» **GOAL OF THE EXERCISE**
Every line of the records must be repeated exactly; pictures stay out.

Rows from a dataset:

┌────────

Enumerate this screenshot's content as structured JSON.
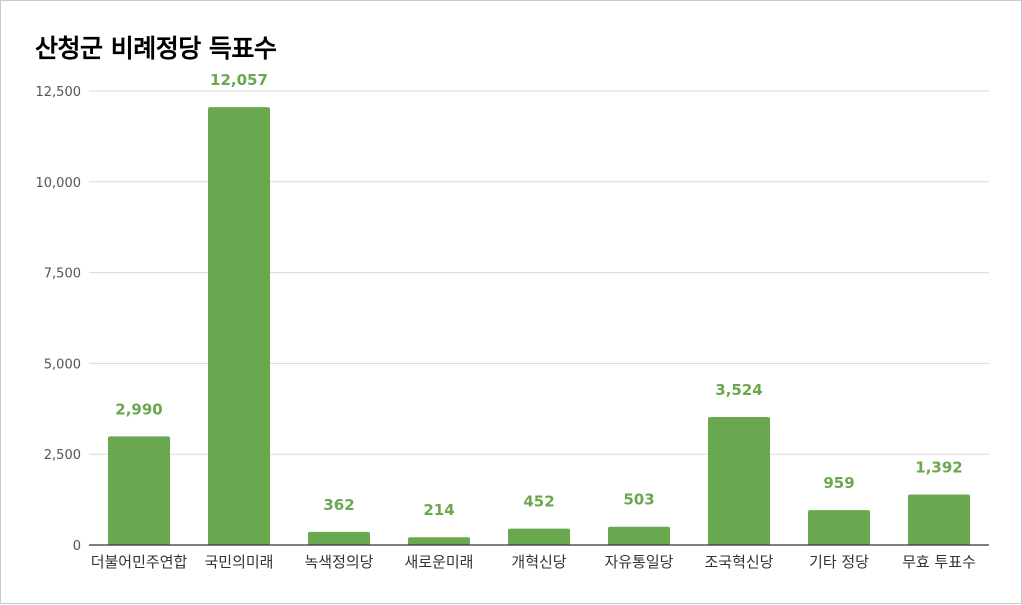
{
  "chart_data": {
    "type": "bar",
    "title": "산청군 비례정당 득표수",
    "categories": [
      "더불어민주연합",
      "국민의미래",
      "녹색정의당",
      "새로운미래",
      "개혁신당",
      "자유통일당",
      "조국혁신당",
      "기타 정당",
      "무효 투표수"
    ],
    "values": [
      2990,
      12057,
      362,
      214,
      452,
      503,
      3524,
      959,
      1392
    ],
    "value_labels": [
      "2,990",
      "12,057",
      "362",
      "214",
      "452",
      "503",
      "3,524",
      "959",
      "1,392"
    ],
    "yticks": [
      0,
      2500,
      5000,
      7500,
      10000,
      12500
    ],
    "ytick_labels": [
      "0",
      "2,500",
      "5,000",
      "7,500",
      "10,000",
      "12,500"
    ],
    "ylim": [
      0,
      12500
    ],
    "grid": true,
    "legend": "none",
    "colors": {
      "bar": "#6aa84f",
      "label": "#6aa84f",
      "grid": "#d9d9d9",
      "axis": "#333333"
    }
  }
}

└────────

» **THE ANSWER**
Enumerate this screenshot's content as structured JSON.
{
  "chart_data": {
    "type": "bar",
    "title": "산청군 비례정당 득표수",
    "categories": [
      "더불어민주연합",
      "국민의미래",
      "녹색정의당",
      "새로운미래",
      "개혁신당",
      "자유통일당",
      "조국혁신당",
      "기타 정당",
      "무효 투표수"
    ],
    "values": [
      2990,
      12057,
      362,
      214,
      452,
      503,
      3524,
      959,
      1392
    ],
    "value_labels": [
      "2,990",
      "12,057",
      "362",
      "214",
      "452",
      "503",
      "3,524",
      "959",
      "1,392"
    ],
    "yticks": [
      0,
      2500,
      5000,
      7500,
      10000,
      12500
    ],
    "ytick_labels": [
      "0",
      "2,500",
      "5,000",
      "7,500",
      "10,000",
      "12,500"
    ],
    "ylim": [
      0,
      12500
    ],
    "grid": true,
    "legend": "none",
    "colors": {
      "bar": "#6aa84f",
      "label": "#6aa84f",
      "grid": "#d9d9d9",
      "axis": "#333333"
    }
  }
}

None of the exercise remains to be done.